TRECHO DO TEXTO ▸
-----
Esta é Cena de Rua, Dresden de 1908.
Kirchen é conhecido como
um artista expressionista.
Ele é classificado assim.
Ele faria parte de um grupo
chamado Die Brücke.
Isso, A Ponte.
A ponte, como se denominavam.
O que era a ponte?
Era uma ponte de onde pra onde?
Do passado ao futuro?
Sim, do passado ao futuro,
mas é uma referência direta a Nietzsche.
Mesmo?
- Eu não sabia disso.
- Nem eu.
Mas é mais interessante.
Assim Falou Zaratustra.
A ponte da civilização
até Uberwanch,
cruzar a ponte é uma jornada
de auto-descoberta,
de autorrealização pessoal.
Havia tantos artistas alemães
e artesãos que se interessavam
por Nietzsche nesta
época, não é?
Obcecados seria uma palavra
melhor.
É verdade.
O que o Nietzsche tinha?
Bem, ele queria desfazer
as idéias de moralidade que confinavam
tanto a cultura,
em toda a Europa, mas principalmente
na Alemanha.
Acredito que os jovens artistas,
Kirchen não tinha nem 30 anos na época,
eram todos bem jovens,
e se interessavam em renovação
e no novo e...
A Revolução Industrial da Alemanha
foi tardia, não é?
Sim.
Havia vária mudanças acontecendo
num curto período de tempo.
No fim do século XIX,
tentaram alcançar a Inglaterra e a França,
e se empenharam para isso.
E houve um crescimento bem rápido,
mas havia vários hábitos culturais
de que se esforçaram para escapar
e Nietsche foi a influência e inspiração
pois ele propôs vários modos
de se libertar
da reclusão e do que era adequado.
Sem responsabilizar
só o indivíduo.
Para que a pessoa não tornasse
acurada e reprimida.
Mesmo nesta pintura,
há um certo isolamento
entre as figuras, não há?
Com certeza.
Apesar da multidão
e da cena densa,
na verdade esta é uma pintura bem deserta.
Você gosta desta pintura.
Sim, adoro esta pintura.
E eu nunca gostei.
Eu adoro esta pintura. (risos)
Então quero ouvir a opinião
das duas.
Porque você não gosta dela?
Parece que há um homem vendo
as mulheres
na rua e eu sei que estão...
Não sei, acho que pra mim
ele não conseguiu ir além
das idéias do século XIX
ir além da pintura de Munch
"Rua de Karl Johan".
Exato, de 1892.
O interesse em angústia psicológica
e a alienação do mundo moderno
e o uso de cores e pinceladas
para descrever estes aspectos
Vindo de um artista simbolista,
eu gostei muito.
E os alemães também.
Exato.
Isso o tornou um herói.
E aí quando vejo esta tela
e as cores ficam mais extravagantes
e difíceis,
a composição fica um pouco desarticulada,
e a pincelada mais aberta,
não entendo o que isto traz de novo.
-----
[Listagens de elementos anotados]
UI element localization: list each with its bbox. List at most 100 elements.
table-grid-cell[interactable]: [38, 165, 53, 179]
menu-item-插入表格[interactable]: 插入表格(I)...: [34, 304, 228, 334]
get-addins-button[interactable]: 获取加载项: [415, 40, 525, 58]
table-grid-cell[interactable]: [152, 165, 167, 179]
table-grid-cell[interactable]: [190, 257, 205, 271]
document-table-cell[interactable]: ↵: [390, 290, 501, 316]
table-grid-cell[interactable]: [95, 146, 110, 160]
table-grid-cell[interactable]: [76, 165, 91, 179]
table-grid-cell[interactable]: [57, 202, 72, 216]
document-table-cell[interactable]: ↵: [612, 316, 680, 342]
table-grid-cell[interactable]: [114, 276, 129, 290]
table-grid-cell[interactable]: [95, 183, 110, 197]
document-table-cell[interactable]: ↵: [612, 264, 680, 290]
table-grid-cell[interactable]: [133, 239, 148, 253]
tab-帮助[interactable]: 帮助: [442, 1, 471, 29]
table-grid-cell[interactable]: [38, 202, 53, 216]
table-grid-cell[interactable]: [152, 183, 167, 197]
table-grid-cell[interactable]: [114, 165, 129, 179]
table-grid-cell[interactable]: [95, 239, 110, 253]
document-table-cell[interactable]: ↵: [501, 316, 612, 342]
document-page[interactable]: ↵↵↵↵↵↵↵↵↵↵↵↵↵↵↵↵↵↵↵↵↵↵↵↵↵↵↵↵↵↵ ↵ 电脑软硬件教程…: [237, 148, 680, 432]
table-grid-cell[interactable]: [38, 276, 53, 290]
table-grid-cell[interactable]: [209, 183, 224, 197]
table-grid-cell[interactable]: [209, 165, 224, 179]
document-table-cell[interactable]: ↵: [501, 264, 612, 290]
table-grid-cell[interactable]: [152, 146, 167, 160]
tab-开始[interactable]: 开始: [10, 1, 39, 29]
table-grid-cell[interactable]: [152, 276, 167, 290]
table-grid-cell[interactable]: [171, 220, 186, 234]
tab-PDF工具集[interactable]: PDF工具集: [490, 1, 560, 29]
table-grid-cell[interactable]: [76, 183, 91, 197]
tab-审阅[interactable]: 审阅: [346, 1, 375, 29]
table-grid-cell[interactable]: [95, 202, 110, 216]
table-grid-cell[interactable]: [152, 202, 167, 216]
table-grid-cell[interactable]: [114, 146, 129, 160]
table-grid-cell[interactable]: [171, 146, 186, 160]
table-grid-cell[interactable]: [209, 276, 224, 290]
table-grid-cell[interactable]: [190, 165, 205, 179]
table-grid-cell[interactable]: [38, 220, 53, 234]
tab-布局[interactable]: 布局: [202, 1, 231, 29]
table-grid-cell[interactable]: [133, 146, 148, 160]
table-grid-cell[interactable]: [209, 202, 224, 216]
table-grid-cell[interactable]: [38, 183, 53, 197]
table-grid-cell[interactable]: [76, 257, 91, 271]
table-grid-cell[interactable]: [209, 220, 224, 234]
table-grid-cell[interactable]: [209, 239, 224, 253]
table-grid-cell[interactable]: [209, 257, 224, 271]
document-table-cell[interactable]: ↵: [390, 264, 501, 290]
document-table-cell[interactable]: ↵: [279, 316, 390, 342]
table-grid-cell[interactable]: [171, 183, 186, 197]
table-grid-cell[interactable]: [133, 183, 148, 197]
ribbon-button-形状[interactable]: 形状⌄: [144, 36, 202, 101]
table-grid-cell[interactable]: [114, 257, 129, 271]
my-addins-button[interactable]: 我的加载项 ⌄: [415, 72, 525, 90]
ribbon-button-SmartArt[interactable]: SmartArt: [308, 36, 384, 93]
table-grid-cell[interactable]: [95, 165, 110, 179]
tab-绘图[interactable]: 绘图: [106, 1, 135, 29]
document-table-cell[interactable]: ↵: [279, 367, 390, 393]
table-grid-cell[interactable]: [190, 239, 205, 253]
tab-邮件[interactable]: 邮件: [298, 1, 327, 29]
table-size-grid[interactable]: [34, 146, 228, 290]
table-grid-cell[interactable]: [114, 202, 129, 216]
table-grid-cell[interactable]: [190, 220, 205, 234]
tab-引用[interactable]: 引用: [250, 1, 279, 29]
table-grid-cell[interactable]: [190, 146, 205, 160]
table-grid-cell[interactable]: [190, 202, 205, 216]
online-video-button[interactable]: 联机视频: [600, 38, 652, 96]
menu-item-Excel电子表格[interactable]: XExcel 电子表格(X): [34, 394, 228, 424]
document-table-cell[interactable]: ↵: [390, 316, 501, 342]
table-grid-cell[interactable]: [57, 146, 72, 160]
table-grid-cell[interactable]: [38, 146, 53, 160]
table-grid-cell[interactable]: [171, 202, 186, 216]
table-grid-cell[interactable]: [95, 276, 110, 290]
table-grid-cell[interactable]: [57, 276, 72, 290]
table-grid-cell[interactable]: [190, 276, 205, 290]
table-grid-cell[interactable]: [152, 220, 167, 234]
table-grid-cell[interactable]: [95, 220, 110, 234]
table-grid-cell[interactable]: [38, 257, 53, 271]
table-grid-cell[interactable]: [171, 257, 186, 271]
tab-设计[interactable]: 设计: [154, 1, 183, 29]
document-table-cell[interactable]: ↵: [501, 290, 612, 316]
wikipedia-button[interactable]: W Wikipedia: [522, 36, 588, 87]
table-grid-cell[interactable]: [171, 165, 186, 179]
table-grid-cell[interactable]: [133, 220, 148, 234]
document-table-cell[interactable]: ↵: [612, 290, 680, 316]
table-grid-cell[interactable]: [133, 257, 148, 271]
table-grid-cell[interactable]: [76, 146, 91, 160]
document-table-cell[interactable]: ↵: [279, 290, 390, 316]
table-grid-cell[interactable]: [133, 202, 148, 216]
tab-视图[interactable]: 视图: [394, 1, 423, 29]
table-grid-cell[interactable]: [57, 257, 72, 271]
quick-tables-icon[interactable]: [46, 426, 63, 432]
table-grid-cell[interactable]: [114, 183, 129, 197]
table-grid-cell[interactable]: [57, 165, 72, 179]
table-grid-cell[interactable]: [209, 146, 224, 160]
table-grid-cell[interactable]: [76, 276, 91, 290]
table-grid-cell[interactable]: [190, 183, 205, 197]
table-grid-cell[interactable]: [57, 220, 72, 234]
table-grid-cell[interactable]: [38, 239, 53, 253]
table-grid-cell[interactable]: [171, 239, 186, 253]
-----
SOLICITAÇÃO A ▸ De acordo com o trecho sobre Cena de Rua, Dresden, de qual grupo Kirchen faria parte?
SOLICITAÇÃO B ▸ Reproduza, do trecho sobre Cena de Rua, Dresden, o segmento iniciado nas palavras "A ponte da civilização" e encerrado após "época, não é?".
Os dados não têm relevância para este exercício.

RESOLUÇÃO A ▸ Do grupo Die Brücke, ou seja, A Ponte.

RESOLUÇÃO B ▸
A ponte da civilização
até Uberwanch,
cruzar a ponte é uma jornada
de auto-descoberta,
de autorrealização pessoal.
Havia tantos artistas alemães
e artesãos que se interessavam
por Nietzsche nesta
época, não é?